EXERCISE MATERIAL start

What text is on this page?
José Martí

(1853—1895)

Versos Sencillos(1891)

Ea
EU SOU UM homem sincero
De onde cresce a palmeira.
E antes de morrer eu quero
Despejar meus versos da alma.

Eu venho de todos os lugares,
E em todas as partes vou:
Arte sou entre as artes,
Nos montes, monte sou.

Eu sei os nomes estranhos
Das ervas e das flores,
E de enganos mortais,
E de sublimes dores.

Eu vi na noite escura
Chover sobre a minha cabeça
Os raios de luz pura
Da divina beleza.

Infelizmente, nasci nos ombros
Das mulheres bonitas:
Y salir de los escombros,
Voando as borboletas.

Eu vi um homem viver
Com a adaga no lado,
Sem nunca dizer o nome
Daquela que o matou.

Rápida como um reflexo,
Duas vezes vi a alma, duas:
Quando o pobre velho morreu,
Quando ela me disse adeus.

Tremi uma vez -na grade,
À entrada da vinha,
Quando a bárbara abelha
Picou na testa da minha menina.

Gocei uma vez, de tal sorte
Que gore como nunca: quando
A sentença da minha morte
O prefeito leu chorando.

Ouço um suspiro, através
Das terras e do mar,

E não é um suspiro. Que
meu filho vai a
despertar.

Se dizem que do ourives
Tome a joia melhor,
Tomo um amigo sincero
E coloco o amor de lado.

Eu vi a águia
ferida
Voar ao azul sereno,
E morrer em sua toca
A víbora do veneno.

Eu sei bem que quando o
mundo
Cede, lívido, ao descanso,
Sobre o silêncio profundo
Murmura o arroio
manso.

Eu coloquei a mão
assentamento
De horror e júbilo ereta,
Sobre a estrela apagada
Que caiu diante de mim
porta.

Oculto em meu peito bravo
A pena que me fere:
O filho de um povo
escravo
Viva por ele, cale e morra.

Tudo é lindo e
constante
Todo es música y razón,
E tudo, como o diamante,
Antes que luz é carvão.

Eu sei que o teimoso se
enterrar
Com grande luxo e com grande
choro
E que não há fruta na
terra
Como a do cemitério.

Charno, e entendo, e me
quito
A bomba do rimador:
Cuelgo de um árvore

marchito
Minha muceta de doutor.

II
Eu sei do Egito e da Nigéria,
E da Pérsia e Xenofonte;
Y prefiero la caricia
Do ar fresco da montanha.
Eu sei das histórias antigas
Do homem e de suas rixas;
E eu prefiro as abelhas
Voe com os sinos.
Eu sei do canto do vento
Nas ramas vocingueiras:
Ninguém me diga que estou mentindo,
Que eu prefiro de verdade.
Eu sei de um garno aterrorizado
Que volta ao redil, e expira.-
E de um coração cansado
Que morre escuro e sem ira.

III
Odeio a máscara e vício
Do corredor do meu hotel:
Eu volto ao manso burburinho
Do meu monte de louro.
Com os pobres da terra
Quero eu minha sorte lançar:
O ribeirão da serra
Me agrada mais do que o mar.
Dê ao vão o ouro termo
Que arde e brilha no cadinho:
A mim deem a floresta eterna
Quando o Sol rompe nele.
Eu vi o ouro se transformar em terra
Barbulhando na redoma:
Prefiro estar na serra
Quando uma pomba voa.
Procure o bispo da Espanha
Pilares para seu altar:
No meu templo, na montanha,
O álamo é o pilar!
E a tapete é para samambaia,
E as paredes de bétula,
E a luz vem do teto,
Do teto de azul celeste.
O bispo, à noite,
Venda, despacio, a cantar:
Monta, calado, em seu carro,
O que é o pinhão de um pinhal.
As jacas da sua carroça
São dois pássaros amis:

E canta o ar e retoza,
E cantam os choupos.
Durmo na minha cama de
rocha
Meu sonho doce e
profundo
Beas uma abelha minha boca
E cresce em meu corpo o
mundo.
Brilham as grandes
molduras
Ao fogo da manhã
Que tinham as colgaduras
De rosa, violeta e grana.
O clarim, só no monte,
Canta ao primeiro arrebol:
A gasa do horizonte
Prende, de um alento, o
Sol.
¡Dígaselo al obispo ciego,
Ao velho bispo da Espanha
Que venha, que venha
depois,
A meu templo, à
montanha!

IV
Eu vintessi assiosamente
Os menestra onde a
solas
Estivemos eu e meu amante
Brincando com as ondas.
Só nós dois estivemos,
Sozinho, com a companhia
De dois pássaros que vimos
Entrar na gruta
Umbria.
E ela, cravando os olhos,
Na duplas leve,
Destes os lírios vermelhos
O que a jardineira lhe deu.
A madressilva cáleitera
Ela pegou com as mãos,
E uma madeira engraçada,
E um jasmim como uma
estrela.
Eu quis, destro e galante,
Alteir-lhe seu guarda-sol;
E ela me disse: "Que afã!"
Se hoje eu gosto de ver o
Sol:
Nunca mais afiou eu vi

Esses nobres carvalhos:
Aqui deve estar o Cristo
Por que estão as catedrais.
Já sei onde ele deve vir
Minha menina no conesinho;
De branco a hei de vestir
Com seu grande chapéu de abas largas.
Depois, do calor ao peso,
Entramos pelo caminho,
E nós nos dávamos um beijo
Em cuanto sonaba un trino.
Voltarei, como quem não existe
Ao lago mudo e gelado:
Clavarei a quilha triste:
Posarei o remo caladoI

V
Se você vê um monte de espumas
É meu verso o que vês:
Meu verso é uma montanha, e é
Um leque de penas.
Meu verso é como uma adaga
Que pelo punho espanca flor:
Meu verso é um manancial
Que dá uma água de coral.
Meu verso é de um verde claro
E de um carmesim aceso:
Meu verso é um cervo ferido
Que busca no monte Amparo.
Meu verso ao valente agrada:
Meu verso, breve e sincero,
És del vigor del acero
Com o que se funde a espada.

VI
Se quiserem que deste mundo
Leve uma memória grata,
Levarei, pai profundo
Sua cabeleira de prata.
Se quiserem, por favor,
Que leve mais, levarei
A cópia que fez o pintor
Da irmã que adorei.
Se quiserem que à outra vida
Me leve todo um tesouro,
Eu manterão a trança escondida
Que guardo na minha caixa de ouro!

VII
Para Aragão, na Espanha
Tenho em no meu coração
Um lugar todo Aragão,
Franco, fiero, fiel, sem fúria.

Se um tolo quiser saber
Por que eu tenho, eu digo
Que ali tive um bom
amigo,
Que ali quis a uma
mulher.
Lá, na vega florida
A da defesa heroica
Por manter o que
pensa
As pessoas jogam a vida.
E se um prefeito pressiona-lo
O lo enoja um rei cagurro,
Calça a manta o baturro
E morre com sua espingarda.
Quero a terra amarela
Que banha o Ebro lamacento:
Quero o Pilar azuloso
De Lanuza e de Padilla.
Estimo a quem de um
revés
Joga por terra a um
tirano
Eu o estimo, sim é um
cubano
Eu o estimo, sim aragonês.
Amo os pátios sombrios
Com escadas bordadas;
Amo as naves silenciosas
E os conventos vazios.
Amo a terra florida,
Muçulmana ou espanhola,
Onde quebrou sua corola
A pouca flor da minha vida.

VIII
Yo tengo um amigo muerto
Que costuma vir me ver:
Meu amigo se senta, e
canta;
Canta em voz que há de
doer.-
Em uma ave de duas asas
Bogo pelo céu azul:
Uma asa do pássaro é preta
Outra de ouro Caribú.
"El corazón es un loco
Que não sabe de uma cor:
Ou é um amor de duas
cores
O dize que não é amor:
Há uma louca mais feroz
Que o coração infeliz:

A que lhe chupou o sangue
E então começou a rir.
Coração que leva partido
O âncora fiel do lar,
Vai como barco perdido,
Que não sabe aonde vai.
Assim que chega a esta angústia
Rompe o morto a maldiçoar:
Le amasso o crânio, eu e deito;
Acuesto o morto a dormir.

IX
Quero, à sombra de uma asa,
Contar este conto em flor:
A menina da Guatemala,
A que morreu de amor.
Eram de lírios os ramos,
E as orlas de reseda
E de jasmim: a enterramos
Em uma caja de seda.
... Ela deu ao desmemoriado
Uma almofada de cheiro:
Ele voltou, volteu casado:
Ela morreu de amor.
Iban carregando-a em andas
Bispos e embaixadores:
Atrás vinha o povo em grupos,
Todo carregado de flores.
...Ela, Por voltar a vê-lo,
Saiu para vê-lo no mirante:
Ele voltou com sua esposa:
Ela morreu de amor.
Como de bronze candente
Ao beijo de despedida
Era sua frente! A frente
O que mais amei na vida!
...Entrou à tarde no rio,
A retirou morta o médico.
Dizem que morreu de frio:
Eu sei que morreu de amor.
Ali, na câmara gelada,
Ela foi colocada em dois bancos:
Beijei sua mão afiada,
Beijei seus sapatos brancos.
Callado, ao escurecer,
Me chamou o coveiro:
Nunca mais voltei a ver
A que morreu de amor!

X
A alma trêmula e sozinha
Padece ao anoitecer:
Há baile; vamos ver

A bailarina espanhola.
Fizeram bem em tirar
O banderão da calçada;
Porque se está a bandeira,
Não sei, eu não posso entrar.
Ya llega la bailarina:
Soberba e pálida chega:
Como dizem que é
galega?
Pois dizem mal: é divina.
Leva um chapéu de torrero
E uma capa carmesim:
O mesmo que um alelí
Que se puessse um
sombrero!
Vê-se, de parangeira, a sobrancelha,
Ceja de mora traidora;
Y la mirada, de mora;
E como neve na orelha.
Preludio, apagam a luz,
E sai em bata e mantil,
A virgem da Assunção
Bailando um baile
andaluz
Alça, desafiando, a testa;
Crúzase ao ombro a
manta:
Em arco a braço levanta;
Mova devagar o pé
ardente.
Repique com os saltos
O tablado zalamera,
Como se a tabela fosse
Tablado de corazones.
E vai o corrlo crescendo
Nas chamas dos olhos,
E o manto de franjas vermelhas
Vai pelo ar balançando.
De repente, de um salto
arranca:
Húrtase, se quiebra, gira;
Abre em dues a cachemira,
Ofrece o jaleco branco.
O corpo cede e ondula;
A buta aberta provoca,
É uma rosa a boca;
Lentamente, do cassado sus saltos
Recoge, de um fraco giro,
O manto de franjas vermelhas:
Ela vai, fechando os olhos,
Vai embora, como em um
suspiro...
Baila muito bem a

EXERCISE MATERIAL end

Gather all lines of the records that include the word "povo".

PROBLEM SOLUTION
O filho de um povo
Atrás vinha o povo em grupos,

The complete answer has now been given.